### [Instructions for the task]
Search the listing below for the string "Azimuth" and show each line that contains it.

Lines of data
——————

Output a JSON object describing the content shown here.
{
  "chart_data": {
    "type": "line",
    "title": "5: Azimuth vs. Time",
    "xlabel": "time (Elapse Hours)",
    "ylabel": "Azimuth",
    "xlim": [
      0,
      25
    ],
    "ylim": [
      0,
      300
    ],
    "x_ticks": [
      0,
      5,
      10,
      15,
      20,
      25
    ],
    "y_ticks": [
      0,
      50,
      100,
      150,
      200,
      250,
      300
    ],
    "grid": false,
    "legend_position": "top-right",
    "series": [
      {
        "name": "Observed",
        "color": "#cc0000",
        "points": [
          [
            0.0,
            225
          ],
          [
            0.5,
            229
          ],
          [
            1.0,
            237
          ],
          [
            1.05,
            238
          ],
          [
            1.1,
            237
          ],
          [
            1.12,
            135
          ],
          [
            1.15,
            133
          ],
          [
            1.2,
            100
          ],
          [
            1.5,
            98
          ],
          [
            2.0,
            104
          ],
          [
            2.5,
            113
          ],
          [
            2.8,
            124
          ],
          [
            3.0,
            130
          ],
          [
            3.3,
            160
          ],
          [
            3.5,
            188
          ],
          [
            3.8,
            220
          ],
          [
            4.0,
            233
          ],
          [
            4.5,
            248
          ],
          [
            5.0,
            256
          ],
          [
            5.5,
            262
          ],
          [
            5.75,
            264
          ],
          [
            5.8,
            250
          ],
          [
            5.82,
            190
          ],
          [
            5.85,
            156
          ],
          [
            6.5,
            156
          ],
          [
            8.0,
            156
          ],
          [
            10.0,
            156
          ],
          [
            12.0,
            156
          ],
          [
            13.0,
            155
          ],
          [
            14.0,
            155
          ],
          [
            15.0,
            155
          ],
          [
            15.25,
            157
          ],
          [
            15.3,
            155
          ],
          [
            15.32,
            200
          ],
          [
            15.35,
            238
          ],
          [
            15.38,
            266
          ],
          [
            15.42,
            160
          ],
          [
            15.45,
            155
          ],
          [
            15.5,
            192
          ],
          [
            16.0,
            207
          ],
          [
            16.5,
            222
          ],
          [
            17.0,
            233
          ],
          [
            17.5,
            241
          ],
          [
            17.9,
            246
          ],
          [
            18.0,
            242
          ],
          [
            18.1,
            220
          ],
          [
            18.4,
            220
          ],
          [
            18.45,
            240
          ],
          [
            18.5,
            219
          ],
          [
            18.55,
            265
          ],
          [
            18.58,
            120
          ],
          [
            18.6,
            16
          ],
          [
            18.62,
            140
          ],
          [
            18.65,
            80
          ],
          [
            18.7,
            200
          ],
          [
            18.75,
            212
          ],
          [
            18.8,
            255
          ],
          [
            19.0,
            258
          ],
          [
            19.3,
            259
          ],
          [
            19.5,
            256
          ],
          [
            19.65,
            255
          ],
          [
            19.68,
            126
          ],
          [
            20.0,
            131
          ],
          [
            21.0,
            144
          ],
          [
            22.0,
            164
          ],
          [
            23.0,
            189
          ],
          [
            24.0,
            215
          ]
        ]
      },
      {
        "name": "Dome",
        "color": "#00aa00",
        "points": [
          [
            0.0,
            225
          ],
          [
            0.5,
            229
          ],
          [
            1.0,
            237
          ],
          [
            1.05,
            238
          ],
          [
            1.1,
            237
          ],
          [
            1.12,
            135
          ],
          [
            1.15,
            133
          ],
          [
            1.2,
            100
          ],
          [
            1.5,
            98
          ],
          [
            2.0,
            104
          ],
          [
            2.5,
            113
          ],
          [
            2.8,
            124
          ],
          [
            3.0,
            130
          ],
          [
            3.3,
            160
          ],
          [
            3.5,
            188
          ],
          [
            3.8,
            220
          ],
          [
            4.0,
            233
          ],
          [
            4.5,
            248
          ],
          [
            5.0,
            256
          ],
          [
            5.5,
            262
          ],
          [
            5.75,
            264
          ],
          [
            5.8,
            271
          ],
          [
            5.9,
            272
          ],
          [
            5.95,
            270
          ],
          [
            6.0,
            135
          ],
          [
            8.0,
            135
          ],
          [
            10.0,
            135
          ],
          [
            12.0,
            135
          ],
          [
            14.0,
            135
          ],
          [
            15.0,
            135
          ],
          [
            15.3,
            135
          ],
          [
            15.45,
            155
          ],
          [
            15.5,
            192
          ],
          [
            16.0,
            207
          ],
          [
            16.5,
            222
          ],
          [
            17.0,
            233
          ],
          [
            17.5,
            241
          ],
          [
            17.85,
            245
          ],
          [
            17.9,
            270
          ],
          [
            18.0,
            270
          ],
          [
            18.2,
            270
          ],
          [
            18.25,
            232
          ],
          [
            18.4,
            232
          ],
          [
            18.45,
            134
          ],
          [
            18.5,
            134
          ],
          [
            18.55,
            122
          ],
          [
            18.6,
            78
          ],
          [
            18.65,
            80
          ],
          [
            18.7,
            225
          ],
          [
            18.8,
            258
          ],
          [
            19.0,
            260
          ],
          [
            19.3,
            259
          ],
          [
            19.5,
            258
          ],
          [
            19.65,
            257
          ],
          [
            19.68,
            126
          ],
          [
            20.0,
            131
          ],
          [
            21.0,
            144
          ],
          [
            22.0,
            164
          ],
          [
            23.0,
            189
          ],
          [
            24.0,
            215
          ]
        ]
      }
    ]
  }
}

——————

### [Right answer]
    "title": "5: Azimuth vs. Time",
    "ylabel": "Azimuth",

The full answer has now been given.